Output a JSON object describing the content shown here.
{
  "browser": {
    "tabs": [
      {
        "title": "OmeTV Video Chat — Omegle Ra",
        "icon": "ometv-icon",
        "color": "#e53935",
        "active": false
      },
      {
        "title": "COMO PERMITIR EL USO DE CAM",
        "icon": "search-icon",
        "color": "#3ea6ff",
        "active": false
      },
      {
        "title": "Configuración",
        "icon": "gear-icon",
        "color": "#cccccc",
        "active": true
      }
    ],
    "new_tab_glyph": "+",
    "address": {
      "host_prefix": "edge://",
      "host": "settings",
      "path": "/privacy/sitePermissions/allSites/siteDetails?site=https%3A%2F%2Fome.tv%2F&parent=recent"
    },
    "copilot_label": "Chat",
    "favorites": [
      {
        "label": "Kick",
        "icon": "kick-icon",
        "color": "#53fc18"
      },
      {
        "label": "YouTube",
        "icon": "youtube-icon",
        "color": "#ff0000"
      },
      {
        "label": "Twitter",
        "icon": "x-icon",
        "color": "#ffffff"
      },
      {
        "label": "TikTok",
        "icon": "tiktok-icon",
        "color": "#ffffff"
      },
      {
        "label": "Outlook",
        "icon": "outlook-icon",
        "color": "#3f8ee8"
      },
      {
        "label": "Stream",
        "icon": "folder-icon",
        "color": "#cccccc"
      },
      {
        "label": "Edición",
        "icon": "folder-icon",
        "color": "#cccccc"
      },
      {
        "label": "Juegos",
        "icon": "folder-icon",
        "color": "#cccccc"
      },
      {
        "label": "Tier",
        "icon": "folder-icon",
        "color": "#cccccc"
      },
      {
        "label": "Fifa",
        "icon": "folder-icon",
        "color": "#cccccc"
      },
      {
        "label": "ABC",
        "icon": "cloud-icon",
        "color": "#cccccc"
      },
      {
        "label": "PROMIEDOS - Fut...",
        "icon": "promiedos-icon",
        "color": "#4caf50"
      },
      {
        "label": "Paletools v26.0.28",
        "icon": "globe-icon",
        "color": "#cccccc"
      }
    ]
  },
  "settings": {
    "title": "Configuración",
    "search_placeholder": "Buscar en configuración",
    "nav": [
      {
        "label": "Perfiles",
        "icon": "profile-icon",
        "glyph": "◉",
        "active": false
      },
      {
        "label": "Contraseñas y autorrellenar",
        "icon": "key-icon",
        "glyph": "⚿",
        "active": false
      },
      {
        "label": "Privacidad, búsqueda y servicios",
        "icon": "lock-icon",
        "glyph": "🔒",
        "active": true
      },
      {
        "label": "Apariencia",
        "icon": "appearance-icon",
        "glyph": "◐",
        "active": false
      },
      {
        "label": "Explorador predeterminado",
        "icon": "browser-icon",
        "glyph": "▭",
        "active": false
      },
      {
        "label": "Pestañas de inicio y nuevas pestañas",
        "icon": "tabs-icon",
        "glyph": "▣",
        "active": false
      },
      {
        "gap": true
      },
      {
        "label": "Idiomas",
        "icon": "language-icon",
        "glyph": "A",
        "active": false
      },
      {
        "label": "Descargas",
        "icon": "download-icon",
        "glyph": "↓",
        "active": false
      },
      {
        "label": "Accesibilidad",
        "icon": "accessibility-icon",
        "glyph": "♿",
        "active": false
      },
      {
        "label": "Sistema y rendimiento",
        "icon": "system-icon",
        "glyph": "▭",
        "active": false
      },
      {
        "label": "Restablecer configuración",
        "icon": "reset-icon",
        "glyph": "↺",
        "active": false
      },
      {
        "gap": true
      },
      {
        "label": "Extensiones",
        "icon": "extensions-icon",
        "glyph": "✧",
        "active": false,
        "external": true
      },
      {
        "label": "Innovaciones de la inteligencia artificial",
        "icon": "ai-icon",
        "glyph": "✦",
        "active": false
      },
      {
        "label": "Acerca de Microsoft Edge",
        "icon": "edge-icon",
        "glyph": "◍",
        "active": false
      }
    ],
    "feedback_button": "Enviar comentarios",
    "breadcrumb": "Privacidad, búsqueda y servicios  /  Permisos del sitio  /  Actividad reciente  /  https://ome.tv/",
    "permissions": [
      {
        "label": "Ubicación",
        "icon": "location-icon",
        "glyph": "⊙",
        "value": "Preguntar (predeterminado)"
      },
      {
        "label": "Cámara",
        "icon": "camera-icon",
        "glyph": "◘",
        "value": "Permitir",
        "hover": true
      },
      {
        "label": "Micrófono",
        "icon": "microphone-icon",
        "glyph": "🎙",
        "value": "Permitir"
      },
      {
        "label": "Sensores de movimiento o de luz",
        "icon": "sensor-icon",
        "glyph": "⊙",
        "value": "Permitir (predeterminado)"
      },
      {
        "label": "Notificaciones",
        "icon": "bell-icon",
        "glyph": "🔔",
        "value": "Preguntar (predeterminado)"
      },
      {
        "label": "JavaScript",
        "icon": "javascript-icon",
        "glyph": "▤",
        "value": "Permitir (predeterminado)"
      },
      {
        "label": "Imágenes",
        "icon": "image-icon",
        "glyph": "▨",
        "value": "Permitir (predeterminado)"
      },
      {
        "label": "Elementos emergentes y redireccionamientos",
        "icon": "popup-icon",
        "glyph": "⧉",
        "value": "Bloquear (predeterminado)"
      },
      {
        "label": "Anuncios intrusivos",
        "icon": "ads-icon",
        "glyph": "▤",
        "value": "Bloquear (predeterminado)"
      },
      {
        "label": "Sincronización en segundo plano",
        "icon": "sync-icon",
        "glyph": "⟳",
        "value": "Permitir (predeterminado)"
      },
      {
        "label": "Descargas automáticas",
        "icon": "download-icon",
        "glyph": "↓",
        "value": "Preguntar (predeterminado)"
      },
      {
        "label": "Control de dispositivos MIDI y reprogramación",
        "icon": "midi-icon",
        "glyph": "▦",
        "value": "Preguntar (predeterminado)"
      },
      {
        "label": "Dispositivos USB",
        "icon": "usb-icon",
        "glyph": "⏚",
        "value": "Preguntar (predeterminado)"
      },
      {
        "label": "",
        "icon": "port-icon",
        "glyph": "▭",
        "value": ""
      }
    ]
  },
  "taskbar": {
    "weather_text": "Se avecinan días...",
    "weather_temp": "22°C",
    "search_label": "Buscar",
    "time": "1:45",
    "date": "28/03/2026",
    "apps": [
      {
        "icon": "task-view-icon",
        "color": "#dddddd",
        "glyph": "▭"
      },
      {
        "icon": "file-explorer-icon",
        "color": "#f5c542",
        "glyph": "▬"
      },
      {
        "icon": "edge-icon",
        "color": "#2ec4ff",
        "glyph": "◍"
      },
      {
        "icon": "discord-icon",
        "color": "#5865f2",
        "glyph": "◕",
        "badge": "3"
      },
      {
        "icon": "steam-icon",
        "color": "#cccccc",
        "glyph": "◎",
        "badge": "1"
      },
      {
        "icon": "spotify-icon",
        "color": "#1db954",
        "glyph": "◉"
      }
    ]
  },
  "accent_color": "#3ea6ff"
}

========================================

EXERCISE DESCRIPTION → Set down the material exactly, keeping every line.

ANSWER AREA →
Output a JSON object describing the content shown here.
{
  "browser": {
    "tabs": [
      {
        "title": "OmeTV Video Chat — Omegle Ra",
        "icon": "ometv-icon",
        "color": "#e53935",
        "active": false
      },
      {
        "title": "COMO PERMITIR EL USO DE CAM",
        "icon": "search-icon",
        "color": "#3ea6ff",
        "active": false
      },
      {
        "title": "Configuración",
        "icon": "gear-icon",
        "color": "#cccccc",
        "active": true
      }
    ],
    "new_tab_glyph": "+",
    "address": {
      "host_prefix": "edge://",
      "host": "settings",
      "path": "/privacy/sitePermissions/allSites/siteDetails?site=https%3A%2F%2Fome.tv%2F&parent=recent"
    },
    "copilot_label": "Chat",
    "favorites": [
      {
        "label": "Kick",
        "icon": "kick-icon",
        "color": "#53fc18"
      },
      {
        "label": "YouTube",
        "icon": "youtube-icon",
        "color": "#ff0000"
      },
      {
        "label": "Twitter",
        "icon": "x-icon",
        "color": "#ffffff"
      },
      {
        "label": "TikTok",
        "icon": "tiktok-icon",
        "color": "#ffffff"
      },
      {
        "label": "Outlook",
        "icon": "outlook-icon",
        "color": "#3f8ee8"
      },
      {
        "label": "Stream",
        "icon": "folder-icon",
        "color": "#cccccc"
      },
      {
        "label": "Edición",
        "icon": "folder-icon",
        "color": "#cccccc"
      },
      {
        "label": "Juegos",
        "icon": "folder-icon",
        "color": "#cccccc"
      },
      {
        "label": "Tier",
        "icon": "folder-icon",
        "color": "#cccccc"
      },
      {
        "label": "Fifa",
        "icon": "folder-icon",
        "color": "#cccccc"
      },
      {
        "label": "ABC",
        "icon": "cloud-icon",
        "color": "#cccccc"
      },
      {
        "label": "PROMIEDOS - Fut...",
        "icon": "promiedos-icon",
        "color": "#4caf50"
      },
      {
        "label": "Paletools v26.0.28",
        "icon": "globe-icon",
        "color": "#cccccc"
      }
    ]
  },
  "settings": {
    "title": "Configuración",
    "search_placeholder": "Buscar en configuración",
    "nav": [
      {
        "label": "Perfiles",
        "icon": "profile-icon",
        "glyph": "◉",
        "active": false
      },
      {
        "label": "Contraseñas y autorrellenar",
        "icon": "key-icon",
        "glyph": "⚿",
        "active": false
      },
      {
        "label": "Privacidad, búsqueda y servicios",
        "icon": "lock-icon",
        "glyph": "🔒",
        "active": true
      },
      {
        "label": "Apariencia",
        "icon": "appearance-icon",
        "glyph": "◐",
        "active": false
      },
      {
        "label": "Explorador predeterminado",
        "icon": "browser-icon",
        "glyph": "▭",
        "active": false
      },
      {
        "label": "Pestañas de inicio y nuevas pestañas",
        "icon": "tabs-icon",
        "glyph": "▣",
        "active": false
      },
      {
        "gap": true
      },
      {
        "label": "Idiomas",
        "icon": "language-icon",
        "glyph": "A",
        "active": false
      },
      {
        "label": "Descargas",
        "icon": "download-icon",
        "glyph": "↓",
        "active": false
      },
      {
        "label": "Accesibilidad",
        "icon": "accessibility-icon",
        "glyph": "♿",
        "active": false
      },
      {
        "label": "Sistema y rendimiento",
        "icon": "system-icon",
        "glyph": "▭",
        "active": false
      },
      {
        "label": "Restablecer configuración",
        "icon": "reset-icon",
        "glyph": "↺",
        "active": false
      },
      {
        "gap": true
      },
      {
        "label": "Extensiones",
        "icon": "extensions-icon",
        "glyph": "✧",
        "active": false,
        "external": true
      },
      {
        "label": "Innovaciones de la inteligencia artificial",
        "icon": "ai-icon",
        "glyph": "✦",
        "active": false
      },
      {
        "label": "Acerca de Microsoft Edge",
        "icon": "edge-icon",
        "glyph": "◍",
        "active": false
      }
    ],
    "feedback_button": "Enviar comentarios",
    "breadcrumb": "Privacidad, búsqueda y servicios  /  Permisos del sitio  /  Actividad reciente  /  https://ome.tv/",
    "permissions": [
      {
        "label": "Ubicación",
        "icon": "location-icon",
        "glyph": "⊙",
        "value": "Preguntar (predeterminado)"
      },
      {
        "label": "Cámara",
        "icon": "camera-icon",
        "glyph": "◘",
        "value": "Permitir",
        "hover": true
      },
      {
        "label": "Micrófono",
        "icon": "microphone-icon",
        "glyph": "🎙",
        "value": "Permitir"
      },
      {
        "label": "Sensores de movimiento o de luz",
        "icon": "sensor-icon",
        "glyph": "⊙",
        "value": "Permitir (predeterminado)"
      },
      {
        "label": "Notificaciones",
        "icon": "bell-icon",
        "glyph": "🔔",
        "value": "Preguntar (predeterminado)"
      },
      {
        "label": "JavaScript",
        "icon": "javascript-icon",
        "glyph": "▤",
        "value": "Permitir (predeterminado)"
      },
      {
        "label": "Imágenes",
        "icon": "image-icon",
        "glyph": "▨",
        "value": "Permitir (predeterminado)"
      },
      {
        "label": "Elementos emergentes y redireccionamientos",
        "icon": "popup-icon",
        "glyph": "⧉",
        "value": "Bloquear (predeterminado)"
      },
      {
        "label": "Anuncios intrusivos",
        "icon": "ads-icon",
        "glyph": "▤",
        "value": "Bloquear (predeterminado)"
      },
      {
        "label": "Sincronización en segundo plano",
        "icon": "sync-icon",
        "glyph": "⟳",
        "value": "Permitir (predeterminado)"
      },
      {
        "label": "Descargas automáticas",
        "icon": "download-icon",
        "glyph": "↓",
        "value": "Preguntar (predeterminado)"
      },
      {
        "label": "Control de dispositivos MIDI y reprogramación",
        "icon": "midi-icon",
        "glyph": "▦",
        "value": "Preguntar (predeterminado)"
      },
      {
        "label": "Dispositivos USB",
        "icon": "usb-icon",
        "glyph": "⏚",
        "value": "Preguntar (predeterminado)"
      },
      {
        "label": "",
        "icon": "port-icon",
        "glyph": "▭",
        "value": ""
      }
    ]
  },
  "taskbar": {
    "weather_text": "Se avecinan días...",
    "weather_temp": "22°C",
    "search_label": "Buscar",
    "time": "1:45",
    "date": "28/03/2026",
    "apps": [
      {
        "icon": "task-view-icon",
        "color": "#dddddd",
        "glyph": "▭"
      },
      {
        "icon": "file-explorer-icon",
        "color": "#f5c542",
        "glyph": "▬"
      },
      {
        "icon": "edge-icon",
        "color": "#2ec4ff",
        "glyph": "◍"
      },
      {
        "icon": "discord-icon",
        "color": "#5865f2",
        "glyph": "◕",
        "badge": "3"
      },
      {
        "icon": "steam-icon",
        "color": "#cccccc",
        "glyph": "◎",
        "badge": "1"
      },
      {
        "icon": "spotify-icon",
        "color": "#1db954",
        "glyph": "◉"
      }
    ]
  },
  "accent_color": "#3ea6ff"
}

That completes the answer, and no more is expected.